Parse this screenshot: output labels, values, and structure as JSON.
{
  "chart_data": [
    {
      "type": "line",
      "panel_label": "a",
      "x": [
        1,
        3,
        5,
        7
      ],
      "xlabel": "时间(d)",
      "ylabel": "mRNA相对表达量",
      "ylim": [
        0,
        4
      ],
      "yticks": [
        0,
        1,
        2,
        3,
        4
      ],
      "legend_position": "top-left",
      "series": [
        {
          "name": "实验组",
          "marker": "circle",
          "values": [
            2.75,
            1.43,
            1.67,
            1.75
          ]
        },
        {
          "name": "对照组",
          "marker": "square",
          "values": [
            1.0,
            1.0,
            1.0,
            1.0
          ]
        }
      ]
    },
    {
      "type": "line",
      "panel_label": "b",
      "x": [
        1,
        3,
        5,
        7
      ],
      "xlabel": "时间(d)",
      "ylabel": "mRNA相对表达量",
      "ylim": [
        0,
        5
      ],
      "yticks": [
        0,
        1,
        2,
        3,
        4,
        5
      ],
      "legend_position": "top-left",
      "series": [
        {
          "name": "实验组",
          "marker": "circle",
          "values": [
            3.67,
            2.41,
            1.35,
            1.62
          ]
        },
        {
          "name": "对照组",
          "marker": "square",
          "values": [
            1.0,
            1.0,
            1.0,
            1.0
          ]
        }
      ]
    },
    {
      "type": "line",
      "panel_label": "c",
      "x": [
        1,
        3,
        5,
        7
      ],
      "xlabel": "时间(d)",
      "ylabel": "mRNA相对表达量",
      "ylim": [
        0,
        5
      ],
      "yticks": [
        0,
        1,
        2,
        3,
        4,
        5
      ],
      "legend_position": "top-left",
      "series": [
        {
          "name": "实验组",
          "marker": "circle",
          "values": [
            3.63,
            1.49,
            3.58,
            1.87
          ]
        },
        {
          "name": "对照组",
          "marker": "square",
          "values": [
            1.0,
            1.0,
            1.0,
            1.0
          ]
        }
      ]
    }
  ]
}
= = =
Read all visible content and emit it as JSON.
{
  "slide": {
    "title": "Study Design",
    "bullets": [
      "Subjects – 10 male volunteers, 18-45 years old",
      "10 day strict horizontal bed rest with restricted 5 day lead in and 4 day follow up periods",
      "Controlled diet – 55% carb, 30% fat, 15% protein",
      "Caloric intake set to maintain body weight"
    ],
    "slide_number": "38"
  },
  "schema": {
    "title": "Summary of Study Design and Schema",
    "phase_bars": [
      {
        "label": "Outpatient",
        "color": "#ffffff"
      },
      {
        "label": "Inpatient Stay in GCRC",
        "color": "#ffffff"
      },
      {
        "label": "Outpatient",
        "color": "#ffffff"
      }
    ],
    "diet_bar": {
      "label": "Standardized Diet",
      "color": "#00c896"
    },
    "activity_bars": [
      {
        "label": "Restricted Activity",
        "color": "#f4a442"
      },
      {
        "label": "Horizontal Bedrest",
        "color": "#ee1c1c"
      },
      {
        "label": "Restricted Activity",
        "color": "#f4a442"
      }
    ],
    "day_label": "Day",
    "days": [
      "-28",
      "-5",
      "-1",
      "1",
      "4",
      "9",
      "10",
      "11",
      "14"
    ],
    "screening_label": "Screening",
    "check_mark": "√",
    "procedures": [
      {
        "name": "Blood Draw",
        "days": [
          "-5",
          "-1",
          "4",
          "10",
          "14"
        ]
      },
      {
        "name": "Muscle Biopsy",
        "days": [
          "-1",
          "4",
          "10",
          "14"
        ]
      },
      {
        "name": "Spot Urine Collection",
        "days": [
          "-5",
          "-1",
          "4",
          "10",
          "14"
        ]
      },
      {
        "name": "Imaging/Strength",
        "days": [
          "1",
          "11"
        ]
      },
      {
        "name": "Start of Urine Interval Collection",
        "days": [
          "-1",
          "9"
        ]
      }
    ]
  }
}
= = =
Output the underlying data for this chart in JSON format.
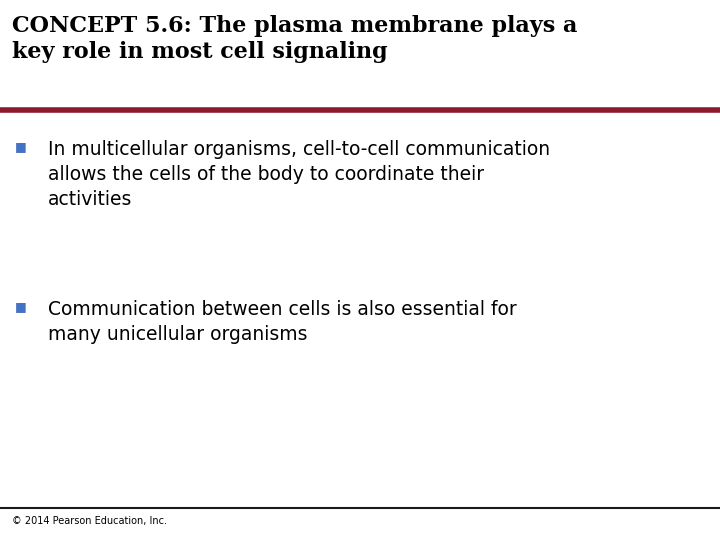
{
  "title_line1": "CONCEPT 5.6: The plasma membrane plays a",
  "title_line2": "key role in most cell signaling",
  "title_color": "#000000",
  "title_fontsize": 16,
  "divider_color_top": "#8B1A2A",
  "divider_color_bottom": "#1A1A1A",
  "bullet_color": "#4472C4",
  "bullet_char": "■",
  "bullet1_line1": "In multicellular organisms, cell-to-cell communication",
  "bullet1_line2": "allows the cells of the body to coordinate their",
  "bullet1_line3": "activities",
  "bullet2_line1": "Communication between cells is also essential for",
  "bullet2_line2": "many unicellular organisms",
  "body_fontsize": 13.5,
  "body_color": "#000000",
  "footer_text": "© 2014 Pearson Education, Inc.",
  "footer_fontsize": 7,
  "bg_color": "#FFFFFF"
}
= = =
From the listing, copy each line containing the word "Design".

    "title": "Study Design",
    "title": "Summary of Study Design and Schema",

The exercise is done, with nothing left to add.